Set exercise:
Your task is to extract every entry that follows word for word while excluding the pictures.

Given records:
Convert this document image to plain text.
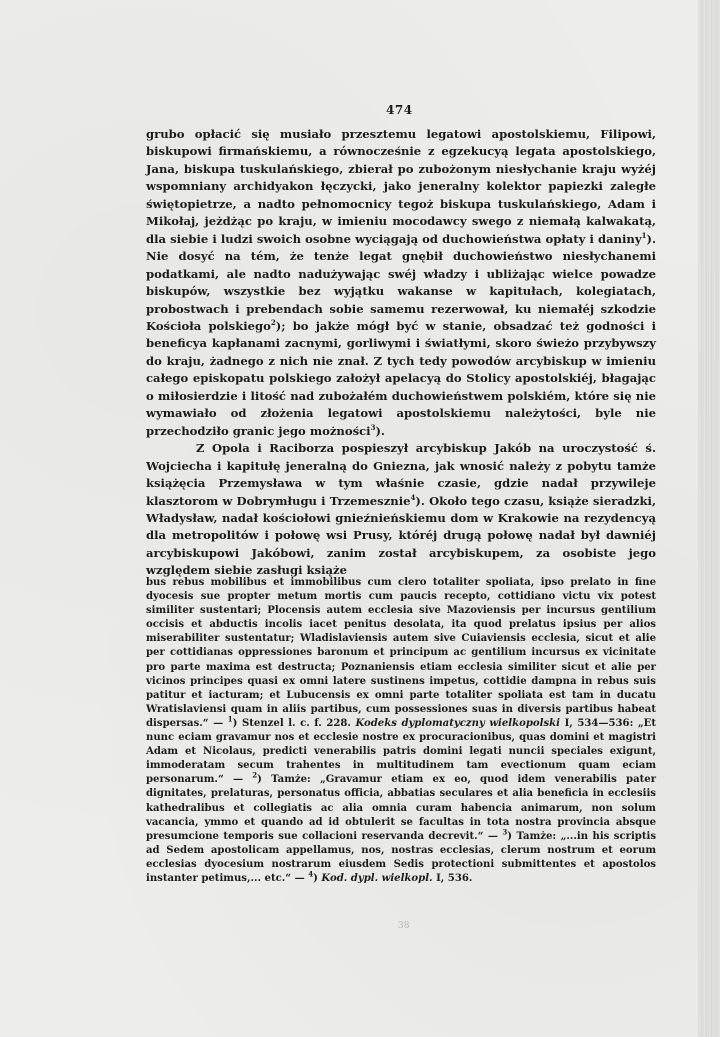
474

grubo opłacić się musiało przesztemu legatowi apostolskiemu, Filipowi, biskupowi firmańskiemu, a równocześnie z egzekucyą legata apostolskiego, Jana, biskupa tuskulańskiego, zbierał po zubożonym niesłychanie kraju wyżéj wspomniany archidyakon łęczycki, jako jeneralny kolektor papiezki zaległe świętopietrze, a nadto pełnomocnicy tegoż biskupa tuskulańskiego, Adam i Mikołaj, jeżdżąc po kraju, w imieniu mocodawcy swego z niemałą kalwakatą, dla siebie i ludzi swoich osobne wyciągają od duchowieństwa opłaty i daniny$^1$). Nie dosyć na tém, że tenże legat gnębił duchowieństwo niesłychanemi podatkami, ale nadto nadużywając swéj władzy i ubliżając wielce powadze biskupów, wszystkie bez wyjątku wakanse w kapitułach, kolegiatach, probostwach i prebendach sobie samemu rezerwował, ku niemałéj szkodzie Kościoła polskiego$^2$); bo jakże mógł być w stanie, obsadzać też godności i beneficya kapłanami zacnymi, gorliwymi i światłymi, skoro świeżo przybywszy do kraju, żadnego z nich nie znał. Z tych tedy powodów arcybiskup w imieniu całego episkopatu polskiego założył apelacyą do Stolicy apostolskiéj, błagając o miłosierdzie i litość nad zubożałém duchowieństwem polskiém, które się nie wymawiało od złożenia legatowi apostolskiemu należytości, byle nie przechodziło granic jego możności$^3$).

Z Opola i Raciborza pospieszył arcybiskup Jakób na uroczystość ś. Wojciecha i kapitułę jeneralną do Gniezna, jak wnosić należy z pobytu tamże książęcia Przemysława w tym właśnie czasie, gdzie nadał przywileje klasztorom w Dobrymługu i Trzemesznie$^4$). Około tego czasu, książe sieradzki, Władysław, nadał kościołowi gnieźnieńskiemu dom w Krakowie na rezydencyą dla metropolitów i połowę wsi Prusy, któréj drugą połowę nadał był dawniéj arcybiskupowi Jakóbowi, zanim został arcybiskupem, za osobiste jego względem siebie zasługi książe

bus rebus mobilibus et immobilibus cum clero totaliter spoliata, ipso prelato in fine dyocesis sue propter metum mortis cum paucis recepto, cottidiano victu vix potest similiter sustentari; Plocensis autem ecclesia sive Mazoviensis per incursus gentilium occisis et abductis incolis iacet penitus desolata, ita quod prelatus ipsius per alios miserabiliter sustentatur; Wladislaviensis autem sive Cuiaviensis ecclesia, sicut et alie per cottidianas oppressiones baronum et principum ac gentilium incursus ex vicinitate pro parte maxima est destructa; Poznaniensis etiam ecclesia similiter sicut et alie per vicinos principes quasi ex omni latere sustinens impetus, cottidie dampna in rebus suis patitur et iacturam; et Lubucensis ex omni parte totaliter spoliata est tam in ducatu Wratislaviensi quam in aliis partibus, cum possessiones suas in diversis partibus habeat dispersas.“ — $^1$) Stenzel l. c. f. 228. Kodeks dyplomatyczny wielkopolski I, 534—536: „Et nunc eciam gravamur nos et ecclesie nostre ex procuracionibus, quas domini et magistri Adam et Nicolaus, predicti venerabilis patris domini legati nuncii speciales exigunt, immoderatam secum trahentes in multitudinem tam evectionum quam eciam personarum.“ — $^2$) Tamże: „Gravamur etiam ex eo, quod idem venerabilis pater dignitates, prelaturas, personatus officia, abbatias seculares et alia beneficia in ecclesiis kathedralibus et collegiatis ac alia omnia curam habencia animarum, non solum vacancia, ymmo et quando ad id obtulerit se facultas in tota nostra provincia absque presumcione temporis sue collacioni reservanda decrevit.“ — $^3$) Tamże: „...in his scriptis ad Sedem apostolicam appellamus, nos, nostras ecclesias, clerum nostrum et eorum ecclesias dyocesium nostrarum eiusdem Sedis protectioni submittentes et apostolos instanter petimus,... etc.“ — $^4$) Kod. dypl. wielkopl. I, 536.

38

The solution:
Convert this document image to plain text.
474

grubo opłacić się musiało przesztemu legatowi apostolskiemu, Filipowi, biskupowi firmańskiemu, a równocześnie z egzekucyą legata apostolskiego, Jana, biskupa tuskulańskiego, zbierał po zubożonym niesłychanie kraju wyżéj wspomniany archidyakon łęczycki, jako jeneralny kolektor papiezki zaległe świętopietrze, a nadto pełnomocnicy tegoż biskupa tuskulańskiego, Adam i Mikołaj, jeżdżąc po kraju, w imieniu mocodawcy swego z niemałą kalwakatą, dla siebie i ludzi swoich osobne wyciągają od duchowieństwa opłaty i daniny$^1$). Nie dosyć na tém, że tenże legat gnębił duchowieństwo niesłychanemi podatkami, ale nadto nadużywając swéj władzy i ubliżając wielce powadze biskupów, wszystkie bez wyjątku wakanse w kapitułach, kolegiatach, probostwach i prebendach sobie samemu rezerwował, ku niemałéj szkodzie Kościoła polskiego$^2$); bo jakże mógł być w stanie, obsadzać też godności i beneficya kapłanami zacnymi, gorliwymi i światłymi, skoro świeżo przybywszy do kraju, żadnego z nich nie znał. Z tych tedy powodów arcybiskup w imieniu całego episkopatu polskiego założył apelacyą do Stolicy apostolskiéj, błagając o miłosierdzie i litość nad zubożałém duchowieństwem polskiém, które się nie wymawiało od złożenia legatowi apostolskiemu należytości, byle nie przechodziło granic jego możności$^3$).

Z Opola i Raciborza pospieszył arcybiskup Jakób na uroczystość ś. Wojciecha i kapitułę jeneralną do Gniezna, jak wnosić należy z pobytu tamże książęcia Przemysława w tym właśnie czasie, gdzie nadał przywileje klasztorom w Dobrymługu i Trzemesznie$^4$). Około tego czasu, książe sieradzki, Władysław, nadał kościołowi gnieźnieńskiemu dom w Krakowie na rezydencyą dla metropolitów i połowę wsi Prusy, któréj drugą połowę nadał był dawniéj arcybiskupowi Jakóbowi, zanim został arcybiskupem, za osobiste jego względem siebie zasługi książe

bus rebus mobilibus et immobilibus cum clero totaliter spoliata, ipso prelato in fine dyocesis sue propter metum mortis cum paucis recepto, cottidiano victu vix potest similiter sustentari; Plocensis autem ecclesia sive Mazoviensis per incursus gentilium occisis et abductis incolis iacet penitus desolata, ita quod prelatus ipsius per alios miserabiliter sustentatur; Wladislaviensis autem sive Cuiaviensis ecclesia, sicut et alie per cottidianas oppressiones baronum et principum ac gentilium incursus ex vicinitate pro parte maxima est destructa; Poznaniensis etiam ecclesia similiter sicut et alie per vicinos principes quasi ex omni latere sustinens impetus, cottidie dampna in rebus suis patitur et iacturam; et Lubucensis ex omni parte totaliter spoliata est tam in ducatu Wratislaviensi quam in aliis partibus, cum possessiones suas in diversis partibus habeat dispersas.“ — $^1$) Stenzel l. c. f. 228. Kodeks dyplomatyczny wielkopolski I, 534—536: „Et nunc eciam gravamur nos et ecclesie nostre ex procuracionibus, quas domini et magistri Adam et Nicolaus, predicti venerabilis patris domini legati nuncii speciales exigunt, immoderatam secum trahentes in multitudinem tam evectionum quam eciam personarum.“ — $^2$) Tamże: „Gravamur etiam ex eo, quod idem venerabilis pater dignitates, prelaturas, personatus officia, abbatias seculares et alia beneficia in ecclesiis kathedralibus et collegiatis ac alia omnia curam habencia animarum, non solum vacancia, ymmo et quando ad id obtulerit se facultas in tota nostra provincia absque presumcione temporis sue collacioni reservanda decrevit.“ — $^3$) Tamże: „...in his scriptis ad Sedem apostolicam appellamus, nos, nostras ecclesias, clerum nostrum et eorum ecclesias dyocesium nostrarum eiusdem Sedis protectioni submittentes et apostolos instanter petimus,... etc.“ — $^4$) Kod. dypl. wielkopl. I, 536.

38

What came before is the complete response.